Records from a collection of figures

=======

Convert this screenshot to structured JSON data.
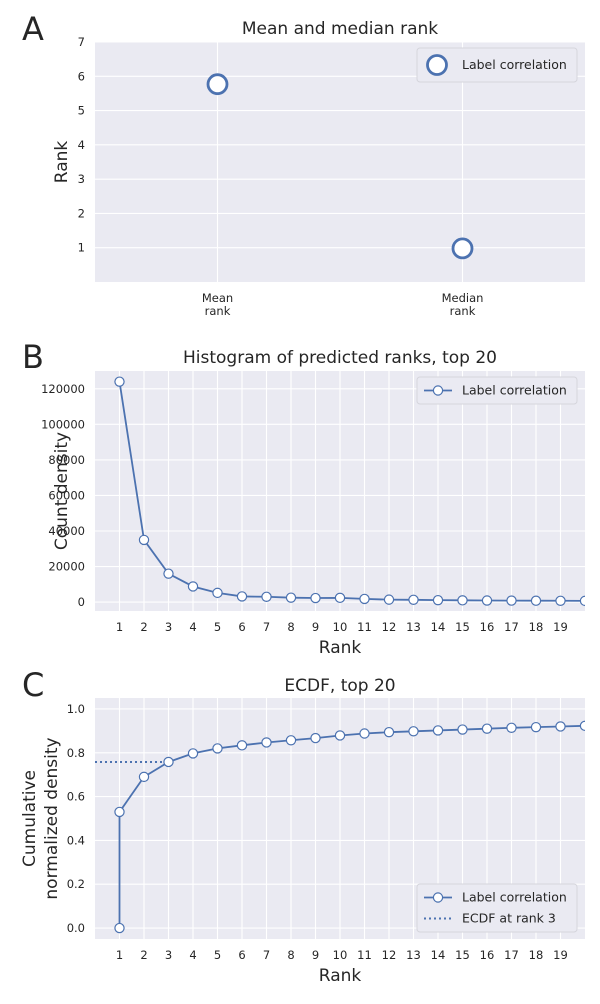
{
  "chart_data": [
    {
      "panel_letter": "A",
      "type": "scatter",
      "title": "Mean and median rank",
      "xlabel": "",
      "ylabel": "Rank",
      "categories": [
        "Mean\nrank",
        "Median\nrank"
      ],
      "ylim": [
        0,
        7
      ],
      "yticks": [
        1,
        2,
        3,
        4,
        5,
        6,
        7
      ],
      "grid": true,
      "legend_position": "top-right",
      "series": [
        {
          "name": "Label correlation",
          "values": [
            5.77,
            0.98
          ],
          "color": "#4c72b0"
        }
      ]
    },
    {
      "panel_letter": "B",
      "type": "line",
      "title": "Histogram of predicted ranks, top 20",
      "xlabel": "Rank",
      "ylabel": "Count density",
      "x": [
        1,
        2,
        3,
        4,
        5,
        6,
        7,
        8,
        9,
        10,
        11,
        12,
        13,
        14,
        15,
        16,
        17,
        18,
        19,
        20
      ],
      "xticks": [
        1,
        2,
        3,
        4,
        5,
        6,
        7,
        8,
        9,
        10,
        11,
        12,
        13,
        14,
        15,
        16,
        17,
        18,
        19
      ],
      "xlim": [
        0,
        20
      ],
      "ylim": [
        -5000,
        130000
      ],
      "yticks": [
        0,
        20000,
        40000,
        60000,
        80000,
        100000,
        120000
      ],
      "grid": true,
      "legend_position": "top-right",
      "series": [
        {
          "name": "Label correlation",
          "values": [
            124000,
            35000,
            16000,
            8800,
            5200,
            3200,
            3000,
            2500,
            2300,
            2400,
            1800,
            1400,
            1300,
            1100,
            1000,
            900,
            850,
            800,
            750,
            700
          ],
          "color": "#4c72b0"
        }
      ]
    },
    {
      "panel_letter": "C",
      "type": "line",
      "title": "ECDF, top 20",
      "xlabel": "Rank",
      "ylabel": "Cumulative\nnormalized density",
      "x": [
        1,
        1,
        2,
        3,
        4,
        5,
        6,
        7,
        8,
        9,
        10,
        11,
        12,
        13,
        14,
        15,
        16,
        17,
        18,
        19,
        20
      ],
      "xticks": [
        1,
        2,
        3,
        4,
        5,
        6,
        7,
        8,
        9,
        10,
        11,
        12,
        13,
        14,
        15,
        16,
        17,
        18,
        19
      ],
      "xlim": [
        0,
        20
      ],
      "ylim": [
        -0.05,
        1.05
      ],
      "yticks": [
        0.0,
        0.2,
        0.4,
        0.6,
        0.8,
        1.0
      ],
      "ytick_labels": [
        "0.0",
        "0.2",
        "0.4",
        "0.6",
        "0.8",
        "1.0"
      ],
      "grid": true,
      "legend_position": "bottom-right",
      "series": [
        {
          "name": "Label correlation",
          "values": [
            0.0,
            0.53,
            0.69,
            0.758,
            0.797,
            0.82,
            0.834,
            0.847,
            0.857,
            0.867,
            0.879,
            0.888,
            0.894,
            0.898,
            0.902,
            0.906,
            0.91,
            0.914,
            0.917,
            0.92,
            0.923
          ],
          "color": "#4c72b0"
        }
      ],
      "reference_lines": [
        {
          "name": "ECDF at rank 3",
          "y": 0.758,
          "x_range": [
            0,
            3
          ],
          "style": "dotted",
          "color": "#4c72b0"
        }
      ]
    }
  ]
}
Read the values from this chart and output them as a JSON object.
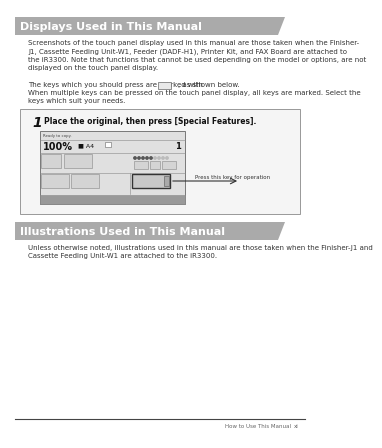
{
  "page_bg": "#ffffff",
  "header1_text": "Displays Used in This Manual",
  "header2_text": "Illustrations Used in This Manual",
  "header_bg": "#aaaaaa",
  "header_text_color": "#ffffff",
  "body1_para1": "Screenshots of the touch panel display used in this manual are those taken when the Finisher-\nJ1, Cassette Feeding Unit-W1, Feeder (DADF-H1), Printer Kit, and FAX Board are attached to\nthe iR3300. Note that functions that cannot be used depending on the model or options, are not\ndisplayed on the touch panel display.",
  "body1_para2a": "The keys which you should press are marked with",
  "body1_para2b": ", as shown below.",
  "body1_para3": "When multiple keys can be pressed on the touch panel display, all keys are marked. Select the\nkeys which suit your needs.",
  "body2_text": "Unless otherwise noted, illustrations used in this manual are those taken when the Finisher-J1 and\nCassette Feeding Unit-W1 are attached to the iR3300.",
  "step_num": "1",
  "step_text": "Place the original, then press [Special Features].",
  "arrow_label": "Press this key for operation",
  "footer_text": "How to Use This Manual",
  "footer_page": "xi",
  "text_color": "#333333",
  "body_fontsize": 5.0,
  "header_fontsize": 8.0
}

=======

## WRITTEN TASK
Print each entry shown above with exact wording and no pictures.

## FINAL ANSWER
Convert this screenshot to structured JSON data.
{
  "chart_data": [
    {
      "panel_letter": "A",
      "type": "scatter",
      "title": "Mean and median rank",
      "xlabel": "",
      "ylabel": "Rank",
      "categories": [
        "Mean\nrank",
        "Median\nrank"
      ],
      "ylim": [
        0,
        7
      ],
      "yticks": [
        1,
        2,
        3,
        4,
        5,
        6,
        7
      ],
      "grid": true,
      "legend_position": "top-right",
      "series": [
        {
          "name": "Label correlation",
          "values": [
            5.77,
            0.98
          ],
          "color": "#4c72b0"
        }
      ]
    },
    {
      "panel_letter": "B",
      "type": "line",
      "title": "Histogram of predicted ranks, top 20",
      "xlabel": "Rank",
      "ylabel": "Count density",
      "x": [
        1,
        2,
        3,
        4,
        5,
        6,
        7,
        8,
        9,
        10,
        11,
        12,
        13,
        14,
        15,
        16,
        17,
        18,
        19,
        20
      ],
      "xticks": [
        1,
        2,
        3,
        4,
        5,
        6,
        7,
        8,
        9,
        10,
        11,
        12,
        13,
        14,
        15,
        16,
        17,
        18,
        19
      ],
      "xlim": [
        0,
        20
      ],
      "ylim": [
        -5000,
        130000
      ],
      "yticks": [
        0,
        20000,
        40000,
        60000,
        80000,
        100000,
        120000
      ],
      "grid": true,
      "legend_position": "top-right",
      "series": [
        {
          "name": "Label correlation",
          "values": [
            124000,
            35000,
            16000,
            8800,
            5200,
            3200,
            3000,
            2500,
            2300,
            2400,
            1800,
            1400,
            1300,
            1100,
            1000,
            900,
            850,
            800,
            750,
            700
          ],
          "color": "#4c72b0"
        }
      ]
    },
    {
      "panel_letter": "C",
      "type": "line",
      "title": "ECDF, top 20",
      "xlabel": "Rank",
      "ylabel": "Cumulative\nnormalized density",
      "x": [
        1,
        1,
        2,
        3,
        4,
        5,
        6,
        7,
        8,
        9,
        10,
        11,
        12,
        13,
        14,
        15,
        16,
        17,
        18,
        19,
        20
      ],
      "xticks": [
        1,
        2,
        3,
        4,
        5,
        6,
        7,
        8,
        9,
        10,
        11,
        12,
        13,
        14,
        15,
        16,
        17,
        18,
        19
      ],
      "xlim": [
        0,
        20
      ],
      "ylim": [
        -0.05,
        1.05
      ],
      "yticks": [
        0.0,
        0.2,
        0.4,
        0.6,
        0.8,
        1.0
      ],
      "ytick_labels": [
        "0.0",
        "0.2",
        "0.4",
        "0.6",
        "0.8",
        "1.0"
      ],
      "grid": true,
      "legend_position": "bottom-right",
      "series": [
        {
          "name": "Label correlation",
          "values": [
            0.0,
            0.53,
            0.69,
            0.758,
            0.797,
            0.82,
            0.834,
            0.847,
            0.857,
            0.867,
            0.879,
            0.888,
            0.894,
            0.898,
            0.902,
            0.906,
            0.91,
            0.914,
            0.917,
            0.92,
            0.923
          ],
          "color": "#4c72b0"
        }
      ],
      "reference_lines": [
        {
          "name": "ECDF at rank 3",
          "y": 0.758,
          "x_range": [
            0,
            3
          ],
          "style": "dotted",
          "color": "#4c72b0"
        }
      ]
    }
  ]
}
Read the values from this chart and output them as a JSON object.
{
  "page_bg": "#ffffff",
  "header1_text": "Displays Used in This Manual",
  "header2_text": "Illustrations Used in This Manual",
  "header_bg": "#aaaaaa",
  "header_text_color": "#ffffff",
  "body1_para1": "Screenshots of the touch panel display used in this manual are those taken when the Finisher-\nJ1, Cassette Feeding Unit-W1, Feeder (DADF-H1), Printer Kit, and FAX Board are attached to\nthe iR3300. Note that functions that cannot be used depending on the model or options, are not\ndisplayed on the touch panel display.",
  "body1_para2a": "The keys which you should press are marked with",
  "body1_para2b": ", as shown below.",
  "body1_para3": "When multiple keys can be pressed on the touch panel display, all keys are marked. Select the\nkeys which suit your needs.",
  "body2_text": "Unless otherwise noted, illustrations used in this manual are those taken when the Finisher-J1 and\nCassette Feeding Unit-W1 are attached to the iR3300.",
  "step_num": "1",
  "step_text": "Place the original, then press [Special Features].",
  "arrow_label": "Press this key for operation",
  "footer_text": "How to Use This Manual",
  "footer_page": "xi",
  "text_color": "#333333",
  "body_fontsize": 5.0,
  "header_fontsize": 8.0
}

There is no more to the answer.